_Excerpted data_
** START **
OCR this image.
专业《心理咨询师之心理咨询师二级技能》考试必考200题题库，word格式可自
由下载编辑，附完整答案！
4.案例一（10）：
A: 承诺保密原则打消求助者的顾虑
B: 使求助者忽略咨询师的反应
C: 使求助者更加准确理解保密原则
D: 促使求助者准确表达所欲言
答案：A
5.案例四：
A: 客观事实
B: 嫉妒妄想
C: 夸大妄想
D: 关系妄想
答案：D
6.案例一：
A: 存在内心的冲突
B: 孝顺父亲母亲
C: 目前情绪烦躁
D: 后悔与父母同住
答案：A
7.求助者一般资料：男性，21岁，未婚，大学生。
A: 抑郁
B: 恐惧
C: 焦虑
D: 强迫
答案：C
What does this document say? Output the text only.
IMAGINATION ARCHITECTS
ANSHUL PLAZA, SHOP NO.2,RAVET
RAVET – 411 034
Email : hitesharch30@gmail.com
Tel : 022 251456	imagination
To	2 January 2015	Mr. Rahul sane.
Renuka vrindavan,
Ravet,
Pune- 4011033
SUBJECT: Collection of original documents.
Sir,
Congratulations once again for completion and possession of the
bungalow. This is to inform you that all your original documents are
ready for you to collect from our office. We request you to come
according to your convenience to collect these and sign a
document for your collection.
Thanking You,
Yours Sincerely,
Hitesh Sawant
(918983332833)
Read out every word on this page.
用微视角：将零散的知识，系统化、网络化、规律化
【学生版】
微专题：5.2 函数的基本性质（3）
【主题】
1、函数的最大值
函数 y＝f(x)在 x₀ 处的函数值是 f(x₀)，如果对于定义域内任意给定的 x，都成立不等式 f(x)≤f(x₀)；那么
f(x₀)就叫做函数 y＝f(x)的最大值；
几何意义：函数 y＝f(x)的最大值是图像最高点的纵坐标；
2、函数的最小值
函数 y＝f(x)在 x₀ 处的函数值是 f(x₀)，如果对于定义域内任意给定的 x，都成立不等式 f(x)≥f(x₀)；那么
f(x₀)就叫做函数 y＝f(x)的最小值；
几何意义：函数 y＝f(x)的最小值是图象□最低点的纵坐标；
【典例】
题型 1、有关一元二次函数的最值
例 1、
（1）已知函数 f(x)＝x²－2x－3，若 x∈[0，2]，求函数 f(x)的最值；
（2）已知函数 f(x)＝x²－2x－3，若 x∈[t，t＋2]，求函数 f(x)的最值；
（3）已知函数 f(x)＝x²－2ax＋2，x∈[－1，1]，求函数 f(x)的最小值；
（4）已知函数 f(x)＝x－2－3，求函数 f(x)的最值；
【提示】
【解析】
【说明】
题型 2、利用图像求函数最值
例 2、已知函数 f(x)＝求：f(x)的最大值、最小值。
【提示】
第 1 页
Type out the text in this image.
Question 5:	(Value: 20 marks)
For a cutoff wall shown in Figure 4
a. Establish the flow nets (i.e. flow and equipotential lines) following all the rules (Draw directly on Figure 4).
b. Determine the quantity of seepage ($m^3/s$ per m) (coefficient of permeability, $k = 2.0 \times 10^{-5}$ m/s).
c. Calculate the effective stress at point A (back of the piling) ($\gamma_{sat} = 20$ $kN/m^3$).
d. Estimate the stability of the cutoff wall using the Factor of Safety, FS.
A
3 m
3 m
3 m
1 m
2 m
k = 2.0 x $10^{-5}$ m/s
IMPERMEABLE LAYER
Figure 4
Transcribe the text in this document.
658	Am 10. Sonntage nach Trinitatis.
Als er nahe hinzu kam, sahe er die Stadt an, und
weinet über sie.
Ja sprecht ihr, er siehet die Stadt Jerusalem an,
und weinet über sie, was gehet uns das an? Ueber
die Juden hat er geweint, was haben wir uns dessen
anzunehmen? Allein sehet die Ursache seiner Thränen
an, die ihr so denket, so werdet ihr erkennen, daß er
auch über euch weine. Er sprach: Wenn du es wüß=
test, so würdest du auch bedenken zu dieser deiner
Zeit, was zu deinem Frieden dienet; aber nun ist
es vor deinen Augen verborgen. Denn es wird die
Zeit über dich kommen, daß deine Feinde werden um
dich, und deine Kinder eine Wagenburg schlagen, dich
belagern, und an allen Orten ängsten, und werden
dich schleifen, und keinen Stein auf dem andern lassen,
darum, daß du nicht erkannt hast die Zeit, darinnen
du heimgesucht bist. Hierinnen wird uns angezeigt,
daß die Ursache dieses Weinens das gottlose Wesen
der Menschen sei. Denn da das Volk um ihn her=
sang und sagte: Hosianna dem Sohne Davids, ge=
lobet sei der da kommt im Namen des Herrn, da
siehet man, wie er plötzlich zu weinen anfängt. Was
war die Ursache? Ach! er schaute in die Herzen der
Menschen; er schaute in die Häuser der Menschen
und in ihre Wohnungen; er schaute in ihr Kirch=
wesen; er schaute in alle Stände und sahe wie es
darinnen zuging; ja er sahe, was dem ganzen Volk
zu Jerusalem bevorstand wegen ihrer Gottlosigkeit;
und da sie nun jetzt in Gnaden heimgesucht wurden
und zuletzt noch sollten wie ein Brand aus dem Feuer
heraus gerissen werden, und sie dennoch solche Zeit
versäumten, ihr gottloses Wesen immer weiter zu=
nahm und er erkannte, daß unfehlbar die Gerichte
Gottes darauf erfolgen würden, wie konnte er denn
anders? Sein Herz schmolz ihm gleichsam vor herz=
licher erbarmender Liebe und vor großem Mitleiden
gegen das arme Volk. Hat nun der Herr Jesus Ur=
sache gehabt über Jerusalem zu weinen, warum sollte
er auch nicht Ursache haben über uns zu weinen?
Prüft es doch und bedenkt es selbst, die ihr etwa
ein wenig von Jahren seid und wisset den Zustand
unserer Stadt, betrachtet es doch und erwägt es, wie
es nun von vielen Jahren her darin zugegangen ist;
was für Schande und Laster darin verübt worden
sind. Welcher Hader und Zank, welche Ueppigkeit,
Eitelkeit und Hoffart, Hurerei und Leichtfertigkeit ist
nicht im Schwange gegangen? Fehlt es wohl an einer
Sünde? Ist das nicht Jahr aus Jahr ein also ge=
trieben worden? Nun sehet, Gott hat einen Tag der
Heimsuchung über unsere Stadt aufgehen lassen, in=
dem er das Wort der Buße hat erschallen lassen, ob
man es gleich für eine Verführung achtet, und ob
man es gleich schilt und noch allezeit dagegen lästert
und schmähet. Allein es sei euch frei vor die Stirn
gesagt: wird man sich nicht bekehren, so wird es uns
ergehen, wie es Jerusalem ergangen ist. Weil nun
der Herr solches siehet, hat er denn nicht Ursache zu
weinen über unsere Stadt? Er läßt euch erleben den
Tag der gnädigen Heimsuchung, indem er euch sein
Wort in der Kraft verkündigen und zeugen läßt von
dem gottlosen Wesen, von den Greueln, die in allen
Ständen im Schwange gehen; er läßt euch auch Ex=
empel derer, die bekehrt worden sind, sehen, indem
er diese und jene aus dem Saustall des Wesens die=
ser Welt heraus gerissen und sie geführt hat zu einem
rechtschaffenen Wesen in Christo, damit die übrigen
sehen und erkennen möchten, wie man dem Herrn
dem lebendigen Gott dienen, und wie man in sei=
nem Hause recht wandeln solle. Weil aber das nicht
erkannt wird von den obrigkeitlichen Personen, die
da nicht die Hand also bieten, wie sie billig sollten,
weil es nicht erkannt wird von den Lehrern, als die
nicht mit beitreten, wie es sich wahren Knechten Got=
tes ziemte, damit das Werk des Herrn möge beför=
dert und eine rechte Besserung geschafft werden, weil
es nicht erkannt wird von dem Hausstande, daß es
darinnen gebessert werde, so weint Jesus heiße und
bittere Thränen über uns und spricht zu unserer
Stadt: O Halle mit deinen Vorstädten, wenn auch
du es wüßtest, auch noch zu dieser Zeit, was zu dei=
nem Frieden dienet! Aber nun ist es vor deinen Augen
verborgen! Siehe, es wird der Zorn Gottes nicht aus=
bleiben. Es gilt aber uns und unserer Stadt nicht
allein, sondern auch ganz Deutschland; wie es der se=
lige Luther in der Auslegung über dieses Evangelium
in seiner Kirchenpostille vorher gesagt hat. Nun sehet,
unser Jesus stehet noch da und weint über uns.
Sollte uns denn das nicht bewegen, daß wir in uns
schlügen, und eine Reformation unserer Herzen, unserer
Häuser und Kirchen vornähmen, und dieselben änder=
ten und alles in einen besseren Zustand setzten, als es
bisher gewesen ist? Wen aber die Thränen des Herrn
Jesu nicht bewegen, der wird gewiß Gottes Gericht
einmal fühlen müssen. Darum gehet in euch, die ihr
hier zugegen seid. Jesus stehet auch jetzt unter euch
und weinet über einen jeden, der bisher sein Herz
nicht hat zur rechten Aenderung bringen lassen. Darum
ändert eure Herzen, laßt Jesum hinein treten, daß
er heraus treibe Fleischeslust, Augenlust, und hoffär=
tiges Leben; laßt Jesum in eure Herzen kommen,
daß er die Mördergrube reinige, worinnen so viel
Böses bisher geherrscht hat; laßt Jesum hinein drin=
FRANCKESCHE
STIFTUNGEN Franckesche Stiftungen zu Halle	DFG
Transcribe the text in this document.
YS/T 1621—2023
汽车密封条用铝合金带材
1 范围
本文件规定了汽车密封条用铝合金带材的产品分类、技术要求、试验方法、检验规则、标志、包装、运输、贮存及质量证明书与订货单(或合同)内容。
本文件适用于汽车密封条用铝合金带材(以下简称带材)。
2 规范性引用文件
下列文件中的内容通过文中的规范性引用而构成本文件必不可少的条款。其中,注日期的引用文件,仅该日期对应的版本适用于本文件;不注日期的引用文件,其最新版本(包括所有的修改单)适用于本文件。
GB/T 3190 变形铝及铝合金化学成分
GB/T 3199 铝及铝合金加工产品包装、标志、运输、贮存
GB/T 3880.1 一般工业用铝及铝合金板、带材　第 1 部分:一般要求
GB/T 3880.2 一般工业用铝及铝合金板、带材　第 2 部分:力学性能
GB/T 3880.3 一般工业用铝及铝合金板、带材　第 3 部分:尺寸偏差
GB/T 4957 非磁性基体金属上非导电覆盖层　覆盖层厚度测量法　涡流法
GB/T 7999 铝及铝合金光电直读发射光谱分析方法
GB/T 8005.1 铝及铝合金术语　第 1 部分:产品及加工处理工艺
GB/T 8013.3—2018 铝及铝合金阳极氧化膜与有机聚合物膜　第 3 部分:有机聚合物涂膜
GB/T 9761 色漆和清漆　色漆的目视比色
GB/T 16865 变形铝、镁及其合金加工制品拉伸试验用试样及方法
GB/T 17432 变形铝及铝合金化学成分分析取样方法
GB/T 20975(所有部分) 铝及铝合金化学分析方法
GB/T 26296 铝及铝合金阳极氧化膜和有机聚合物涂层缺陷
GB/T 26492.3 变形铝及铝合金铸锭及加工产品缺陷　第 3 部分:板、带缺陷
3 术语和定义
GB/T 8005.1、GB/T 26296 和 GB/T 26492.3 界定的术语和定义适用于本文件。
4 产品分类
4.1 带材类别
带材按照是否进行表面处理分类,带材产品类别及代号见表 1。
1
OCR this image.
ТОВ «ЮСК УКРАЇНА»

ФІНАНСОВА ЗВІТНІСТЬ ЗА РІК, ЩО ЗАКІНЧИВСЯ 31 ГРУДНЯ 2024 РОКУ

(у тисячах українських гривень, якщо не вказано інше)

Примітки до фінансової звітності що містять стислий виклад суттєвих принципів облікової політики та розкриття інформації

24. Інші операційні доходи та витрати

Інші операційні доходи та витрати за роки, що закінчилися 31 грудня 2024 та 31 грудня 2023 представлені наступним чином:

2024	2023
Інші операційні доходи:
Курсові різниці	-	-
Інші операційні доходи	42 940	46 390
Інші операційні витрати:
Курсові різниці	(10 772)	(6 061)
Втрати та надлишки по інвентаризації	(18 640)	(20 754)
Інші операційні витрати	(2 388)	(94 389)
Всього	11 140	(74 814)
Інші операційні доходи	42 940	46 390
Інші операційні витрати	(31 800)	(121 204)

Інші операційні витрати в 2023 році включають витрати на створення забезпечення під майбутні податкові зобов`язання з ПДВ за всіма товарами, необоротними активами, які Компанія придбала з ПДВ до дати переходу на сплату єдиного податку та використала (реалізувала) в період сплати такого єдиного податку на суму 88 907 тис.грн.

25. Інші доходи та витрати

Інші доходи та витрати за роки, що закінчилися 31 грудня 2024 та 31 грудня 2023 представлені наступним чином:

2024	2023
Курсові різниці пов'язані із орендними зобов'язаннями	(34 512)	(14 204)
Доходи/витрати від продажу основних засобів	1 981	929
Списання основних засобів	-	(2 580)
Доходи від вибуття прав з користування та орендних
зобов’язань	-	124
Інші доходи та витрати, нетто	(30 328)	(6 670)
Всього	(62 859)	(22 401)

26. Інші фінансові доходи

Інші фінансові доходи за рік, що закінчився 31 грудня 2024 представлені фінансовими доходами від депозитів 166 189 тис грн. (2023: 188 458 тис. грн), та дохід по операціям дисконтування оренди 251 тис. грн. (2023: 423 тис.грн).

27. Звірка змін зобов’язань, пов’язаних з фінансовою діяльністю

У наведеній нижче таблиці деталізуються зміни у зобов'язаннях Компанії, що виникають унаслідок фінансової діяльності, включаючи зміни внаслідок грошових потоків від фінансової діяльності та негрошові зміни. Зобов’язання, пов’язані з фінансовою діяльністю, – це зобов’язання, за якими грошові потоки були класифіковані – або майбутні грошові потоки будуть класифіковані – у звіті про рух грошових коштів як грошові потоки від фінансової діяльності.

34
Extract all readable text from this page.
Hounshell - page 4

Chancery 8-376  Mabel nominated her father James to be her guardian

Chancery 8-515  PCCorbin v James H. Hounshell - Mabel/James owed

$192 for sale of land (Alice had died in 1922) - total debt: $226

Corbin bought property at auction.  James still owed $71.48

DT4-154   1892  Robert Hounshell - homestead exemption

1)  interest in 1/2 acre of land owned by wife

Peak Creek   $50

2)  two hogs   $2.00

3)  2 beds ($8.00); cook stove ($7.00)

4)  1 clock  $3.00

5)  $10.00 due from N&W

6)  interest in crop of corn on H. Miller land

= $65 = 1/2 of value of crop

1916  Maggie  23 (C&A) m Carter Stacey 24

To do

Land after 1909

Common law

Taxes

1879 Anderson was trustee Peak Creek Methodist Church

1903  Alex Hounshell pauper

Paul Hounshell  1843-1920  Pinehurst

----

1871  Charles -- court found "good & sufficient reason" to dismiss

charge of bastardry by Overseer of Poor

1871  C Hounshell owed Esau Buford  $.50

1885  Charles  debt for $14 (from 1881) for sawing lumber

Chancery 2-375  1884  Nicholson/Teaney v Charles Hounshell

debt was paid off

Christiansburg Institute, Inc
** END **
_Short problem_
Select the lines in this material that hold the word "Jahren", leaving none out.

_Correct answer_
ein wenig von Jahren seid und wisset den Zustand
es nun von vielen Jahren her darin zugegangen ist;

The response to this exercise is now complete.